Copy every entry exactly.
.....
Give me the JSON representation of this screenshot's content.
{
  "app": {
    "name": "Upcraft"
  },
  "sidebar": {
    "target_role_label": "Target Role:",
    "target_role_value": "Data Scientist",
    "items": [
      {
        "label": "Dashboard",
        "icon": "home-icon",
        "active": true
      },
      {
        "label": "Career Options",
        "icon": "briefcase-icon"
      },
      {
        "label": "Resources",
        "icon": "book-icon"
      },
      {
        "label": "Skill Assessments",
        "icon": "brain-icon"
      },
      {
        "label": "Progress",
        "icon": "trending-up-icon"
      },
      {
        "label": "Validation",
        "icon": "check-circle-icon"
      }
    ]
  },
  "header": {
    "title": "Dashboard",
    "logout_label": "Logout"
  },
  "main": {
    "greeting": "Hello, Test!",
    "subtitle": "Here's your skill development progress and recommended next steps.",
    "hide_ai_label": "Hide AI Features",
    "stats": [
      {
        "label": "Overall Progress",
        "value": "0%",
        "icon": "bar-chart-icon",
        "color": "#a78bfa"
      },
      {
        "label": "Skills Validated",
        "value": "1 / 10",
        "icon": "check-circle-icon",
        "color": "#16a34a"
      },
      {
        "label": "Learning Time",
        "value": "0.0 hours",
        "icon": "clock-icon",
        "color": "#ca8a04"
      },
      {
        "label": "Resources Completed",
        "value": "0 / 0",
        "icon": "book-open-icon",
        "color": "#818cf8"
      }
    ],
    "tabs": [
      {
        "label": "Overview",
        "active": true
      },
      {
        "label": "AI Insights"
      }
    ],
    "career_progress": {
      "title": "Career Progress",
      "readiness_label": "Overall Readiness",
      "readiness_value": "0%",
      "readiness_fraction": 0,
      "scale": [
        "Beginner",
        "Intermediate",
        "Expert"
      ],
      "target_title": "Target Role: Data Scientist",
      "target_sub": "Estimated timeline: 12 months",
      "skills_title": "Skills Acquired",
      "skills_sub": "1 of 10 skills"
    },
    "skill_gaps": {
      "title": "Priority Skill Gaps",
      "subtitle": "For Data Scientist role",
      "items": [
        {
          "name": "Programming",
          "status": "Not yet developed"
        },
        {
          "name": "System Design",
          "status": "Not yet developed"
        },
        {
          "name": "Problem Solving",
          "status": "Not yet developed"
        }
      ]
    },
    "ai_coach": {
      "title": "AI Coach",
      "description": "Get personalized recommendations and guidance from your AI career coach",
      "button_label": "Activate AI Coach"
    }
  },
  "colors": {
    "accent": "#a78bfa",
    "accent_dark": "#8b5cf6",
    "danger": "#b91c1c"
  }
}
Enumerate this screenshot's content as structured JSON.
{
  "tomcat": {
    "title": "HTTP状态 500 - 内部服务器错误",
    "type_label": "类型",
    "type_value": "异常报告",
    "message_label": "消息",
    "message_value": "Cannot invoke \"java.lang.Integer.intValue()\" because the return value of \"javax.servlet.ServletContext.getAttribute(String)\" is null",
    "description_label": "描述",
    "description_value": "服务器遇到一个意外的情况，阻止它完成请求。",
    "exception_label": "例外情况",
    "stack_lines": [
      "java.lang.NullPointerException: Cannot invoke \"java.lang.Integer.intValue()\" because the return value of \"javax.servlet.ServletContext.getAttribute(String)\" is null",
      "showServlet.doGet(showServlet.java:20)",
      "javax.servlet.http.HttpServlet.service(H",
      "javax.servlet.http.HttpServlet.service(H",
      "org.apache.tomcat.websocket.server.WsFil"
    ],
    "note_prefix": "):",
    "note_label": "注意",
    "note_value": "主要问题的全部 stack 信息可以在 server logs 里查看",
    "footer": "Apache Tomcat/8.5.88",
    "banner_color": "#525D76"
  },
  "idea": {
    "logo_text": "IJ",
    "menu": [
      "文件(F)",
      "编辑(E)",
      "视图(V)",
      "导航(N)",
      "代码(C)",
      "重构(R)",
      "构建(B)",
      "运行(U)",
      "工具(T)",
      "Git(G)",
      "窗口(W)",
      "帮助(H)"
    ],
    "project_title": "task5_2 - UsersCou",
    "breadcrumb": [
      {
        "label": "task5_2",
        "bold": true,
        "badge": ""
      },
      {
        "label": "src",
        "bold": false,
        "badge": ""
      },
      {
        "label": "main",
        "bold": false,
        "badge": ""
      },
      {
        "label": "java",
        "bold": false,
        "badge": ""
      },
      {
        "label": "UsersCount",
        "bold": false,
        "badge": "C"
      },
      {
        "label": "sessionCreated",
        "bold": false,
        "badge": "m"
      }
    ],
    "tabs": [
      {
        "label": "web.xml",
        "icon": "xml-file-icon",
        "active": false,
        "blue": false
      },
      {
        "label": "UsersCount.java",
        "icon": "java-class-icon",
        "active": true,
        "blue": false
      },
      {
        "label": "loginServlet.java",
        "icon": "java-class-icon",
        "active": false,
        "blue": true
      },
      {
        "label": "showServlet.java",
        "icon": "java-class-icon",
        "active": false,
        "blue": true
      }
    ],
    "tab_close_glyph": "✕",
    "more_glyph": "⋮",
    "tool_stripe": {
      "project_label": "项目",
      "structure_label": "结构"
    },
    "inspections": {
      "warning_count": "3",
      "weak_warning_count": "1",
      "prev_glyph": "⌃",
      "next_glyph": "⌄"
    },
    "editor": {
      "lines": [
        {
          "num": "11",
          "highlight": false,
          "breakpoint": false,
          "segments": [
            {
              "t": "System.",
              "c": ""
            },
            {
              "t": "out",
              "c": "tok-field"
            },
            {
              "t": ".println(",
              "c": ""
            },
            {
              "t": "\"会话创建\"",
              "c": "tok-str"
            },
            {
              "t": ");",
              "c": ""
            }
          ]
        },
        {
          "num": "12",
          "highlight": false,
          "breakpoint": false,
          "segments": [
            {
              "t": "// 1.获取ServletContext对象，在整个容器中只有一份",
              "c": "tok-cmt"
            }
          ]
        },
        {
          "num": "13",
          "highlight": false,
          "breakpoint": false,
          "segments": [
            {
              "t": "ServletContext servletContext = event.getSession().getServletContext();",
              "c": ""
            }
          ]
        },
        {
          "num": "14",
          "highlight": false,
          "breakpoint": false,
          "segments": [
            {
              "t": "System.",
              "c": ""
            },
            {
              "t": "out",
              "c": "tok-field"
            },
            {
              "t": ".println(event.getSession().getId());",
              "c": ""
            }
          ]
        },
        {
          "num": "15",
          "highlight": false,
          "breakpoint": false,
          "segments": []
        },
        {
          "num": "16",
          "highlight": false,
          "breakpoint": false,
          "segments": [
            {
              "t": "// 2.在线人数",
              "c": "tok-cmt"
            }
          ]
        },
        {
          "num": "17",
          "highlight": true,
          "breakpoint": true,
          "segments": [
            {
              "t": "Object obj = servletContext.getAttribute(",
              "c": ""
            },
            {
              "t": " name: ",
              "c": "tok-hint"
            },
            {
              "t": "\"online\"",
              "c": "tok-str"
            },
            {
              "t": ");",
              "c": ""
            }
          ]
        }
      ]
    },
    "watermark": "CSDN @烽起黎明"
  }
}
.....
• **REPLY TO THE EXERCISE**
Give me the JSON representation of this screenshot's content.
{
  "app": {
    "name": "Upcraft"
  },
  "sidebar": {
    "target_role_label": "Target Role:",
    "target_role_value": "Data Scientist",
    "items": [
      {
        "label": "Dashboard",
        "icon": "home-icon",
        "active": true
      },
      {
        "label": "Career Options",
        "icon": "briefcase-icon"
      },
      {
        "label": "Resources",
        "icon": "book-icon"
      },
      {
        "label": "Skill Assessments",
        "icon": "brain-icon"
      },
      {
        "label": "Progress",
        "icon": "trending-up-icon"
      },
      {
        "label": "Validation",
        "icon": "check-circle-icon"
      }
    ]
  },
  "header": {
    "title": "Dashboard",
    "logout_label": "Logout"
  },
  "main": {
    "greeting": "Hello, Test!",
    "subtitle": "Here's your skill development progress and recommended next steps.",
    "hide_ai_label": "Hide AI Features",
    "stats": [
      {
        "label": "Overall Progress",
        "value": "0%",
        "icon": "bar-chart-icon",
        "color": "#a78bfa"
      },
      {
        "label": "Skills Validated",
        "value": "1 / 10",
        "icon": "check-circle-icon",
        "color": "#16a34a"
      },
      {
        "label": "Learning Time",
        "value": "0.0 hours",
        "icon": "clock-icon",
        "color": "#ca8a04"
      },
      {
        "label": "Resources Completed",
        "value": "0 / 0",
        "icon": "book-open-icon",
        "color": "#818cf8"
      }
    ],
    "tabs": [
      {
        "label": "Overview",
        "active": true
      },
      {
        "label": "AI Insights"
      }
    ],
    "career_progress": {
      "title": "Career Progress",
      "readiness_label": "Overall Readiness",
      "readiness_value": "0%",
      "readiness_fraction": 0,
      "scale": [
        "Beginner",
        "Intermediate",
        "Expert"
      ],
      "target_title": "Target Role: Data Scientist",
      "target_sub": "Estimated timeline: 12 months",
      "skills_title": "Skills Acquired",
      "skills_sub": "1 of 10 skills"
    },
    "skill_gaps": {
      "title": "Priority Skill Gaps",
      "subtitle": "For Data Scientist role",
      "items": [
        {
          "name": "Programming",
          "status": "Not yet developed"
        },
        {
          "name": "System Design",
          "status": "Not yet developed"
        },
        {
          "name": "Problem Solving",
          "status": "Not yet developed"
        }
      ]
    },
    "ai_coach": {
      "title": "AI Coach",
      "description": "Get personalized recommendations and guidance from your AI career coach",
      "button_label": "Activate AI Coach"
    }
  },
  "colors": {
    "accent": "#a78bfa",
    "accent_dark": "#8b5cf6",
    "danger": "#b91c1c"
  }
}
Enumerate this screenshot's content as structured JSON.
{
  "tomcat": {
    "title": "HTTP状态 500 - 内部服务器错误",
    "type_label": "类型",
    "type_value": "异常报告",
    "message_label": "消息",
    "message_value": "Cannot invoke \"java.lang.Integer.intValue()\" because the return value of \"javax.servlet.ServletContext.getAttribute(String)\" is null",
    "description_label": "描述",
    "description_value": "服务器遇到一个意外的情况，阻止它完成请求。",
    "exception_label": "例外情况",
    "stack_lines": [
      "java.lang.NullPointerException: Cannot invoke \"java.lang.Integer.intValue()\" because the return value of \"javax.servlet.ServletContext.getAttribute(String)\" is null",
      "showServlet.doGet(showServlet.java:20)",
      "javax.servlet.http.HttpServlet.service(H",
      "javax.servlet.http.HttpServlet.service(H",
      "org.apache.tomcat.websocket.server.WsFil"
    ],
    "note_prefix": "):",
    "note_label": "注意",
    "note_value": "主要问题的全部 stack 信息可以在 server logs 里查看",
    "footer": "Apache Tomcat/8.5.88",
    "banner_color": "#525D76"
  },
  "idea": {
    "logo_text": "IJ",
    "menu": [
      "文件(F)",
      "编辑(E)",
      "视图(V)",
      "导航(N)",
      "代码(C)",
      "重构(R)",
      "构建(B)",
      "运行(U)",
      "工具(T)",
      "Git(G)",
      "窗口(W)",
      "帮助(H)"
    ],
    "project_title": "task5_2 - UsersCou",
    "breadcrumb": [
      {
        "label": "task5_2",
        "bold": true,
        "badge": ""
      },
      {
        "label": "src",
        "bold": false,
        "badge": ""
      },
      {
        "label": "main",
        "bold": false,
        "badge": ""
      },
      {
        "label": "java",
        "bold": false,
        "badge": ""
      },
      {
        "label": "UsersCount",
        "bold": false,
        "badge": "C"
      },
      {
        "label": "sessionCreated",
        "bold": false,
        "badge": "m"
      }
    ],
    "tabs": [
      {
        "label": "web.xml",
        "icon": "xml-file-icon",
        "active": false,
        "blue": false
      },
      {
        "label": "UsersCount.java",
        "icon": "java-class-icon",
        "active": true,
        "blue": false
      },
      {
        "label": "loginServlet.java",
        "icon": "java-class-icon",
        "active": false,
        "blue": true
      },
      {
        "label": "showServlet.java",
        "icon": "java-class-icon",
        "active": false,
        "blue": true
      }
    ],
    "tab_close_glyph": "✕",
    "more_glyph": "⋮",
    "tool_stripe": {
      "project_label": "项目",
      "structure_label": "结构"
    },
    "inspections": {
      "warning_count": "3",
      "weak_warning_count": "1",
      "prev_glyph": "⌃",
      "next_glyph": "⌄"
    },
    "editor": {
      "lines": [
        {
          "num": "11",
          "highlight": false,
          "breakpoint": false,
          "segments": [
            {
              "t": "System.",
              "c": ""
            },
            {
              "t": "out",
              "c": "tok-field"
            },
            {
              "t": ".println(",
              "c": ""
            },
            {
              "t": "\"会话创建\"",
              "c": "tok-str"
            },
            {
              "t": ");",
              "c": ""
            }
          ]
        },
        {
          "num": "12",
          "highlight": false,
          "breakpoint": false,
          "segments": [
            {
              "t": "// 1.获取ServletContext对象，在整个容器中只有一份",
              "c": "tok-cmt"
            }
          ]
        },
        {
          "num": "13",
          "highlight": false,
          "breakpoint": false,
          "segments": [
            {
              "t": "ServletContext servletContext = event.getSession().getServletContext();",
              "c": ""
            }
          ]
        },
        {
          "num": "14",
          "highlight": false,
          "breakpoint": false,
          "segments": [
            {
              "t": "System.",
              "c": ""
            },
            {
              "t": "out",
              "c": "tok-field"
            },
            {
              "t": ".println(event.getSession().getId());",
              "c": ""
            }
          ]
        },
        {
          "num": "15",
          "highlight": false,
          "breakpoint": false,
          "segments": []
        },
        {
          "num": "16",
          "highlight": false,
          "breakpoint": false,
          "segments": [
            {
              "t": "// 2.在线人数",
              "c": "tok-cmt"
            }
          ]
        },
        {
          "num": "17",
          "highlight": true,
          "breakpoint": true,
          "segments": [
            {
              "t": "Object obj = servletContext.getAttribute(",
              "c": ""
            },
            {
              "t": " name: ",
              "c": "tok-hint"
            },
            {
              "t": "\"online\"",
              "c": "tok-str"
            },
            {
              "t": ");",
              "c": ""
            }
          ]
        }
      ]
    },
    "watermark": "CSDN @烽起黎明"
  }
}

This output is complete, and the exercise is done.